** BEGIN **

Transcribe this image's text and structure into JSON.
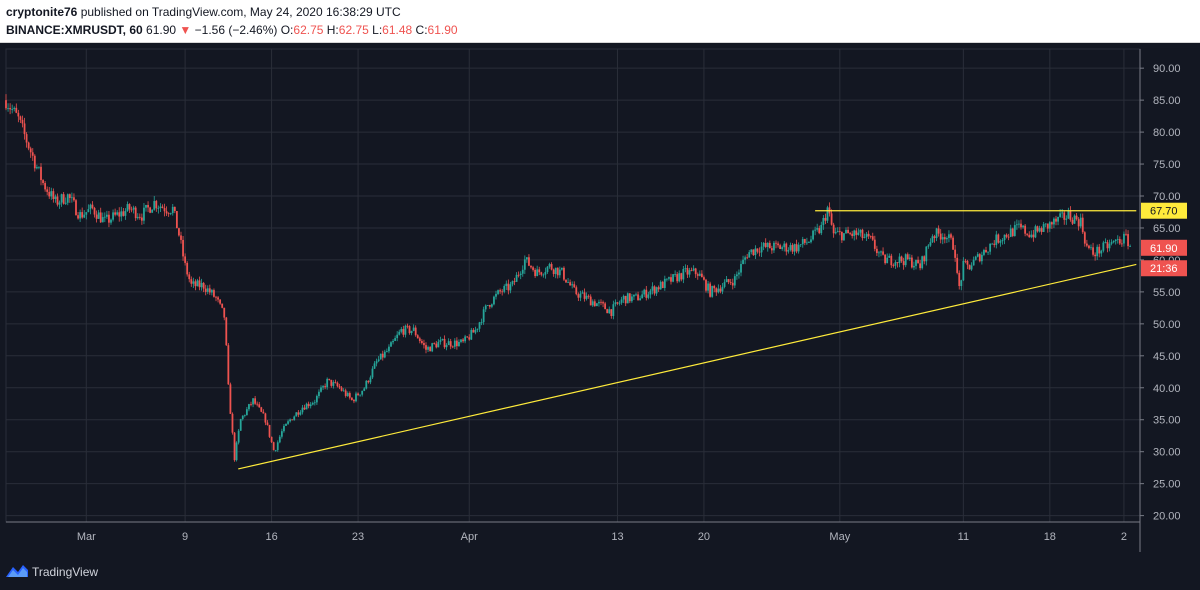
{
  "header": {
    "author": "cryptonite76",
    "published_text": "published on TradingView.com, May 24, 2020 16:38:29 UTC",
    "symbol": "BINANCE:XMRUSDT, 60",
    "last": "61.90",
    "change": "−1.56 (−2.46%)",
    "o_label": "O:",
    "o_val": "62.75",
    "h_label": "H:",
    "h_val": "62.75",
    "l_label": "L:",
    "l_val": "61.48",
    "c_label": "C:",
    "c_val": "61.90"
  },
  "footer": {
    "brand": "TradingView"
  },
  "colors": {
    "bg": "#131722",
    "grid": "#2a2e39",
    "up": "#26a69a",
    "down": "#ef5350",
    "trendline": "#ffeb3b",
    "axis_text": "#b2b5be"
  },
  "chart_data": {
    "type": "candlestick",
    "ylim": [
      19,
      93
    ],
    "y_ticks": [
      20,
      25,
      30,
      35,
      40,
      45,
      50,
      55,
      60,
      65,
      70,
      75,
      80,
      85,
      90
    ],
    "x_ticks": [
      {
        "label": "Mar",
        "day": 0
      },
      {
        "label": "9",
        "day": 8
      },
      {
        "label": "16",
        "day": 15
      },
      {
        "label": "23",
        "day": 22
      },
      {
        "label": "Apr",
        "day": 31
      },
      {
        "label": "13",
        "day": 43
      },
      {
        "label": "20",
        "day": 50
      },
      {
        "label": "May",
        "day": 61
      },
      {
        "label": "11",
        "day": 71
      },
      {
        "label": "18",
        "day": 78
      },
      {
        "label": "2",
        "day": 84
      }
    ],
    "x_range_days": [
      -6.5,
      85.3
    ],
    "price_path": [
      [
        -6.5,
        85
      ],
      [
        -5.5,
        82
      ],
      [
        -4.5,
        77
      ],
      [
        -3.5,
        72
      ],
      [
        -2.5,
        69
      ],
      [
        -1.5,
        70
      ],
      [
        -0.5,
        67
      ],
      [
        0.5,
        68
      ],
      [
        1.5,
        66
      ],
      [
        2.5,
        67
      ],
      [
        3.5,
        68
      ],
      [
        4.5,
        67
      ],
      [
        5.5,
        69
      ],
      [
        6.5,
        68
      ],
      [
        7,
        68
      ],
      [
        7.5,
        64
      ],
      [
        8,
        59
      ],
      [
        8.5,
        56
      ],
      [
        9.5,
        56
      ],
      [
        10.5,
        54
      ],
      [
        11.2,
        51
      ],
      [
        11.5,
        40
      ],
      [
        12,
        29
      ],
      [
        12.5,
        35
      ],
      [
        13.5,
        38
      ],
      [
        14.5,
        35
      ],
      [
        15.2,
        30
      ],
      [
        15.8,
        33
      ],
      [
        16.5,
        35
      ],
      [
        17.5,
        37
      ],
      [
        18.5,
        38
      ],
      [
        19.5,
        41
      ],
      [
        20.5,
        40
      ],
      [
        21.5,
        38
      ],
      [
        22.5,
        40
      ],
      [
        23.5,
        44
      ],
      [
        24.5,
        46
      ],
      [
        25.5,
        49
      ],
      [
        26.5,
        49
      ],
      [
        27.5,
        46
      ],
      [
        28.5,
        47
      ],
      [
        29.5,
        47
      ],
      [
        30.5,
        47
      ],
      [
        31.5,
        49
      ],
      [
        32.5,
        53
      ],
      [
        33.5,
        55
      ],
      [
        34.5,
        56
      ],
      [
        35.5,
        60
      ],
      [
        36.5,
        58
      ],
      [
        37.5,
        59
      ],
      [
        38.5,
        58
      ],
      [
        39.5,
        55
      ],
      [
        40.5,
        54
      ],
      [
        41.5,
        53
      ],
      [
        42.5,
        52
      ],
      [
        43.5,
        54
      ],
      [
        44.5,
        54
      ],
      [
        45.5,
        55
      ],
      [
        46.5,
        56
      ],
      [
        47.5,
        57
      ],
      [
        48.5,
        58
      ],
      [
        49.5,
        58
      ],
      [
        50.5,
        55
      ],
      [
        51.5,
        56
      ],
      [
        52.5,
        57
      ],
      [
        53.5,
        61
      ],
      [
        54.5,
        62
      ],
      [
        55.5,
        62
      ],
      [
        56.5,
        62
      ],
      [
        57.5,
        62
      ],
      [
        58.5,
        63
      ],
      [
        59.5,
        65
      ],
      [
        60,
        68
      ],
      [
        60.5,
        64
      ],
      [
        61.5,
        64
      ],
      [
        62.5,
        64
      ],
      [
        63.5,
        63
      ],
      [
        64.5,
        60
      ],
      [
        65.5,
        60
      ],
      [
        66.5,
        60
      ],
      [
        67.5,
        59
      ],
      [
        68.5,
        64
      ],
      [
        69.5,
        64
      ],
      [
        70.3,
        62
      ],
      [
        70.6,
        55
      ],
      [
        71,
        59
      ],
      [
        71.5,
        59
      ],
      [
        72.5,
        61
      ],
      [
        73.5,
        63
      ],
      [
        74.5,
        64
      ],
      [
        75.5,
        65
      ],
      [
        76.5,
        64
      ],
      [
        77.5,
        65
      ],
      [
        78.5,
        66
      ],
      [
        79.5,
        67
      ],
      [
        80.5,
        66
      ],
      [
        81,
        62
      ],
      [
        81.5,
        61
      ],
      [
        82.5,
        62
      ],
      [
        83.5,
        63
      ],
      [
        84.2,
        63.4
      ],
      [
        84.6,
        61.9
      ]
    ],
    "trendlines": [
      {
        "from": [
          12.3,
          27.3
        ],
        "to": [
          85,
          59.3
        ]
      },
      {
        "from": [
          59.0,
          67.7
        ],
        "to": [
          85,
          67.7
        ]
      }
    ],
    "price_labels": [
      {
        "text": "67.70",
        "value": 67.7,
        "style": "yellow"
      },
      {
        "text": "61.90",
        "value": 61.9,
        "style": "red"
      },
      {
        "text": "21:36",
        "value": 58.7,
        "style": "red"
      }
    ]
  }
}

** END **
** BEGIN **

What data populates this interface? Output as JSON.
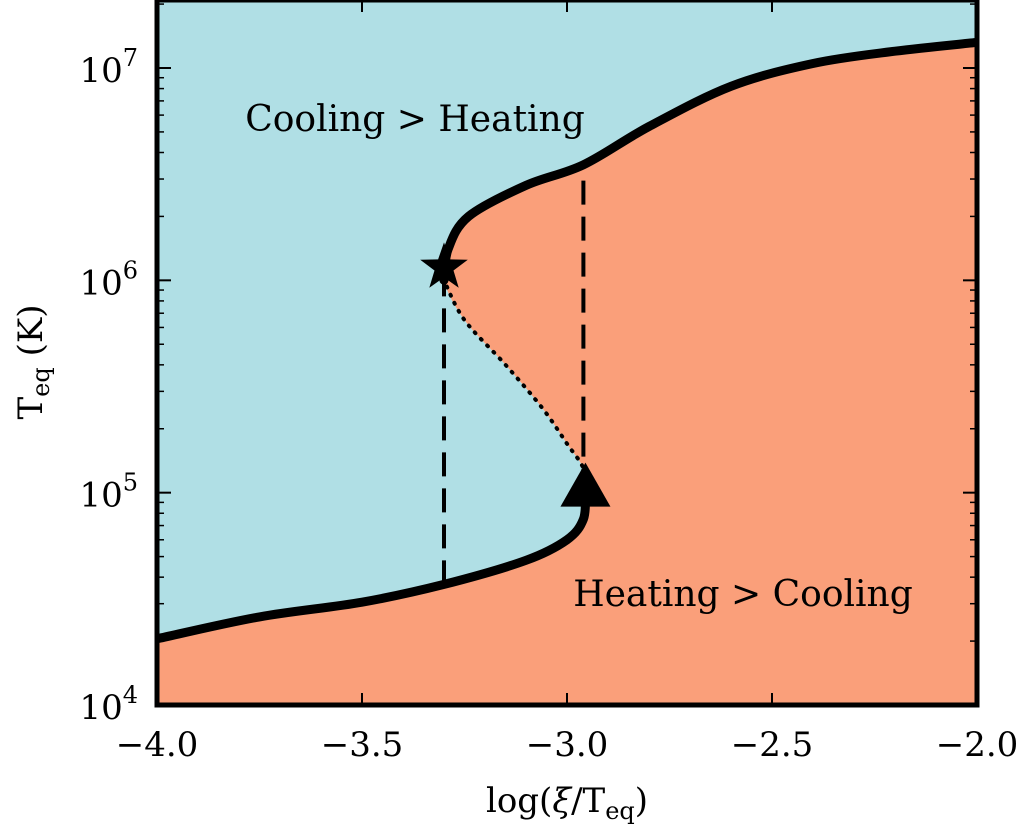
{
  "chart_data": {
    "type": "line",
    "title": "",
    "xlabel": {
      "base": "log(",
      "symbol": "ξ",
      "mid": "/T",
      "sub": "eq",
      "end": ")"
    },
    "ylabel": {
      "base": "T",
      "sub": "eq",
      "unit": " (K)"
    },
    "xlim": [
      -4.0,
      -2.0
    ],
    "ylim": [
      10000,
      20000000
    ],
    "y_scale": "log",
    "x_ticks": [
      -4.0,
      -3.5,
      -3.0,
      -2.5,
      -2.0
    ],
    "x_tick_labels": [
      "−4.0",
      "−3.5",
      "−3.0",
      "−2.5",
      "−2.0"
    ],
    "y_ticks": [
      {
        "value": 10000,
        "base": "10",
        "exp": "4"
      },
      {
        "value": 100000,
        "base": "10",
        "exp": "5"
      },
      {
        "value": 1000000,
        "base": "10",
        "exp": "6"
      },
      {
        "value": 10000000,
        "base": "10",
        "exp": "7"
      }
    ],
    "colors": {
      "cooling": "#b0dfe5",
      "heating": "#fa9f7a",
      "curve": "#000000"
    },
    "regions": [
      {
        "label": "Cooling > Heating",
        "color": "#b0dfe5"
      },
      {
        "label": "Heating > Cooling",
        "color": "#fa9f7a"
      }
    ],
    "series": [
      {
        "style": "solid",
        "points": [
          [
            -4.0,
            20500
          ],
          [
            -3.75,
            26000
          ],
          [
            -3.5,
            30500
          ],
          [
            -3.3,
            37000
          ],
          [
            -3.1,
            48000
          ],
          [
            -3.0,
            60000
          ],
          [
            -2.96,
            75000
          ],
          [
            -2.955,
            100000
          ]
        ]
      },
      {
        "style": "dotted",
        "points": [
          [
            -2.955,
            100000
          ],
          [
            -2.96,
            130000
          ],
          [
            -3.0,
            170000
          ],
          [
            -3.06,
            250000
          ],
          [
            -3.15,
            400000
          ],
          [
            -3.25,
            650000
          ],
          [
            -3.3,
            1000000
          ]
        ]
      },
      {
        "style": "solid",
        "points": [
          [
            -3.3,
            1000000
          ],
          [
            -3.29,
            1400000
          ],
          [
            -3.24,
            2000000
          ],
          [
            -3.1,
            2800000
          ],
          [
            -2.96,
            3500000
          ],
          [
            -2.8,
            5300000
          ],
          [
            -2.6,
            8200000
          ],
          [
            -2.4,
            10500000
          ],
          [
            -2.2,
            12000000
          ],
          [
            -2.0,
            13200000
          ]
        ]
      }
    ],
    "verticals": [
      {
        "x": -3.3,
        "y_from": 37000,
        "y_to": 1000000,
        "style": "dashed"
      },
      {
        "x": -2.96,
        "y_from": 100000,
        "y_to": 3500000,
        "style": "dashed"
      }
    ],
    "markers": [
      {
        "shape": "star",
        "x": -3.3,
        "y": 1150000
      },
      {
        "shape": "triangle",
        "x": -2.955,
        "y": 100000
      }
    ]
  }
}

** END **

> [Task goal] Report all lines of the material that contain the word "JSON".

> [Right answer]
Transcribe this image's text and structure into JSON.
What data populates this interface? Output as JSON.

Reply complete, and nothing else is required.